• [Problem description]: Reproduce the data below verbatim from the line containing "Transcribe this chart's" through its final line, and produce nothing more.

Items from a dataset
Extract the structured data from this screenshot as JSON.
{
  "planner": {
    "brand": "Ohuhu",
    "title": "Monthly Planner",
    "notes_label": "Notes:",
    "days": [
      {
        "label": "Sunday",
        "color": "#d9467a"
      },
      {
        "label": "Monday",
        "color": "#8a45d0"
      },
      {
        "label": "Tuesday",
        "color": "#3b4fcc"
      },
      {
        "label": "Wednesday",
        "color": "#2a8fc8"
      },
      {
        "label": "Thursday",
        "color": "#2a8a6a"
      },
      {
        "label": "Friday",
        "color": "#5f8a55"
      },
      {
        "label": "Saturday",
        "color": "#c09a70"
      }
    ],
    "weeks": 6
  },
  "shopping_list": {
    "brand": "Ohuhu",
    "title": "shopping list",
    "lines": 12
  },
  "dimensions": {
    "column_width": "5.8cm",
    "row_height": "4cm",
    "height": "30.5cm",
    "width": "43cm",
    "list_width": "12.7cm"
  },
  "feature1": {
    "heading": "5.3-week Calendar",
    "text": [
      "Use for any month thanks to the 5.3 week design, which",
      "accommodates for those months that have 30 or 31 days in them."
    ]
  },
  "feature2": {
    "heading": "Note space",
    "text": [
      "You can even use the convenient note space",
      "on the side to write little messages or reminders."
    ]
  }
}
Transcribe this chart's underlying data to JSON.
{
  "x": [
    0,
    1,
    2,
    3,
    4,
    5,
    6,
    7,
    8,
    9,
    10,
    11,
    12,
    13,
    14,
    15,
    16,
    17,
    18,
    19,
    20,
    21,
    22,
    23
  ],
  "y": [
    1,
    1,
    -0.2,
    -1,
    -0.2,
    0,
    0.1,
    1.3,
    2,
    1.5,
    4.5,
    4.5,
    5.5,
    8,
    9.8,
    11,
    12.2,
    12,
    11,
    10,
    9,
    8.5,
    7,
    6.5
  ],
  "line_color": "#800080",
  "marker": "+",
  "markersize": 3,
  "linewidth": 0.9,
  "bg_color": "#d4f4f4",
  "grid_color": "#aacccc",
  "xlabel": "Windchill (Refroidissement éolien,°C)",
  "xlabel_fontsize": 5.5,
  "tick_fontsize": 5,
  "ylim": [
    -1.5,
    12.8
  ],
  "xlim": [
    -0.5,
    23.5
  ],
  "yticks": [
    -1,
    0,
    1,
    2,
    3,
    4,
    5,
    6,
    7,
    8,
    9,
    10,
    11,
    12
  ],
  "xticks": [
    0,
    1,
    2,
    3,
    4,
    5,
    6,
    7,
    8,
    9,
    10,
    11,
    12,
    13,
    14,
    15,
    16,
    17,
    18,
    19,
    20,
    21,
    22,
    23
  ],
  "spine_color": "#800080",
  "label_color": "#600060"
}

• [Answer for this exercise]:
Transcribe this chart's underlying data to JSON.
{
  "x": [
    0,
    1,
    2,
    3,
    4,
    5,
    6,
    7,
    8,
    9,
    10,
    11,
    12,
    13,
    14,
    15,
    16,
    17,
    18,
    19,
    20,
    21,
    22,
    23
  ],
  "y": [
    1,
    1,
    -0.2,
    -1,
    -0.2,
    0,
    0.1,
    1.3,
    2,
    1.5,
    4.5,
    4.5,
    5.5,
    8,
    9.8,
    11,
    12.2,
    12,
    11,
    10,
    9,
    8.5,
    7,
    6.5
  ],
  "line_color": "#800080",
  "marker": "+",
  "markersize": 3,
  "linewidth": 0.9,
  "bg_color": "#d4f4f4",
  "grid_color": "#aacccc",
  "xlabel": "Windchill (Refroidissement éolien,°C)",
  "xlabel_fontsize": 5.5,
  "tick_fontsize": 5,
  "ylim": [
    -1.5,
    12.8
  ],
  "xlim": [
    -0.5,
    23.5
  ],
  "yticks": [
    -1,
    0,
    1,
    2,
    3,
    4,
    5,
    6,
    7,
    8,
    9,
    10,
    11,
    12
  ],
  "xticks": [
    0,
    1,
    2,
    3,
    4,
    5,
    6,
    7,
    8,
    9,
    10,
    11,
    12,
    13,
    14,
    15,
    16,
    17,
    18,
    19,
    20,
    21,
    22,
    23
  ],
  "spine_color": "#800080",
  "label_color": "#600060"
}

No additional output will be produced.